:: TASK TO CARRY OUT ::
Make an exact copy of the entries below.

........

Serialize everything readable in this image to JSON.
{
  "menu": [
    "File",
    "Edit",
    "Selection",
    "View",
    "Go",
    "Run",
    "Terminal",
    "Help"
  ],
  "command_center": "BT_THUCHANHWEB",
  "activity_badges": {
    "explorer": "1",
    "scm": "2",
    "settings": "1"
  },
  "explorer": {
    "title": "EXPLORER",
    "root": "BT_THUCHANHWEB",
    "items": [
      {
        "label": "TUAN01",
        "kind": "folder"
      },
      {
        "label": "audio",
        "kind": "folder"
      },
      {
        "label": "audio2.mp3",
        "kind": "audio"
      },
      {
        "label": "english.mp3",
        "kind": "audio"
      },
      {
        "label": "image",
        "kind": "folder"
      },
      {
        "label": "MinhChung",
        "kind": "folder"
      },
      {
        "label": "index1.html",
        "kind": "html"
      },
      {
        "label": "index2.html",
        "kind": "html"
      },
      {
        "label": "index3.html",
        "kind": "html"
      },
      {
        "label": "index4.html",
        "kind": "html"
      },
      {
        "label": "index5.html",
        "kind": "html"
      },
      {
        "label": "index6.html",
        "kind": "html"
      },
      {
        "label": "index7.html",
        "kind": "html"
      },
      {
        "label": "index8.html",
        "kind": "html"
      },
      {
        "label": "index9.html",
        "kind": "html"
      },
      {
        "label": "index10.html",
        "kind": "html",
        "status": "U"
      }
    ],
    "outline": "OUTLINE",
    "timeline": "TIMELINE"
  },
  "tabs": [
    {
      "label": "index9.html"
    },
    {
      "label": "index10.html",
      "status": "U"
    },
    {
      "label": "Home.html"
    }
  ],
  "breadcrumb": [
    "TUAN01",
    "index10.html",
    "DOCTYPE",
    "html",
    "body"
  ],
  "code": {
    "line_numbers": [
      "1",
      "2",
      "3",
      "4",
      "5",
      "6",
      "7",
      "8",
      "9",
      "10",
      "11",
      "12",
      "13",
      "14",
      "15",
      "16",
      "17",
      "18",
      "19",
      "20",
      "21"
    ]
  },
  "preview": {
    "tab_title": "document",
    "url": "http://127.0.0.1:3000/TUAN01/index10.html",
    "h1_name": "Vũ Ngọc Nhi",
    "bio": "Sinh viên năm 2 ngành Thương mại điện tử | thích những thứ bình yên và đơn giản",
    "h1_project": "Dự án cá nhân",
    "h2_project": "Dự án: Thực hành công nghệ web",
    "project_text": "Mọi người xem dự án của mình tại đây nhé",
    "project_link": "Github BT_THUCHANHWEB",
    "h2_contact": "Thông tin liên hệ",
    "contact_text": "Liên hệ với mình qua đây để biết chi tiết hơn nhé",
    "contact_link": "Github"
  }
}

........

:: REPLY ::
Serialize everything readable in this image to JSON.
{
  "menu": [
    "File",
    "Edit",
    "Selection",
    "View",
    "Go",
    "Run",
    "Terminal",
    "Help"
  ],
  "command_center": "BT_THUCHANHWEB",
  "activity_badges": {
    "explorer": "1",
    "scm": "2",
    "settings": "1"
  },
  "explorer": {
    "title": "EXPLORER",
    "root": "BT_THUCHANHWEB",
    "items": [
      {
        "label": "TUAN01",
        "kind": "folder"
      },
      {
        "label": "audio",
        "kind": "folder"
      },
      {
        "label": "audio2.mp3",
        "kind": "audio"
      },
      {
        "label": "english.mp3",
        "kind": "audio"
      },
      {
        "label": "image",
        "kind": "folder"
      },
      {
        "label": "MinhChung",
        "kind": "folder"
      },
      {
        "label": "index1.html",
        "kind": "html"
      },
      {
        "label": "index2.html",
        "kind": "html"
      },
      {
        "label": "index3.html",
        "kind": "html"
      },
      {
        "label": "index4.html",
        "kind": "html"
      },
      {
        "label": "index5.html",
        "kind": "html"
      },
      {
        "label": "index6.html",
        "kind": "html"
      },
      {
        "label": "index7.html",
        "kind": "html"
      },
      {
        "label": "index8.html",
        "kind": "html"
      },
      {
        "label": "index9.html",
        "kind": "html"
      },
      {
        "label": "index10.html",
        "kind": "html",
        "status": "U"
      }
    ],
    "outline": "OUTLINE",
    "timeline": "TIMELINE"
  },
  "tabs": [
    {
      "label": "index9.html"
    },
    {
      "label": "index10.html",
      "status": "U"
    },
    {
      "label": "Home.html"
    }
  ],
  "breadcrumb": [
    "TUAN01",
    "index10.html",
    "DOCTYPE",
    "html",
    "body"
  ],
  "code": {
    "line_numbers": [
      "1",
      "2",
      "3",
      "4",
      "5",
      "6",
      "7",
      "8",
      "9",
      "10",
      "11",
      "12",
      "13",
      "14",
      "15",
      "16",
      "17",
      "18",
      "19",
      "20",
      "21"
    ]
  },
  "preview": {
    "tab_title": "document",
    "url": "http://127.0.0.1:3000/TUAN01/index10.html",
    "h1_name": "Vũ Ngọc Nhi",
    "bio": "Sinh viên năm 2 ngành Thương mại điện tử | thích những thứ bình yên và đơn giản",
    "h1_project": "Dự án cá nhân",
    "h2_project": "Dự án: Thực hành công nghệ web",
    "project_text": "Mọi người xem dự án của mình tại đây nhé",
    "project_link": "Github BT_THUCHANHWEB",
    "h2_contact": "Thông tin liên hệ",
    "contact_text": "Liên hệ với mình qua đây để biết chi tiết hơn nhé",
    "contact_link": "Github"
  }
}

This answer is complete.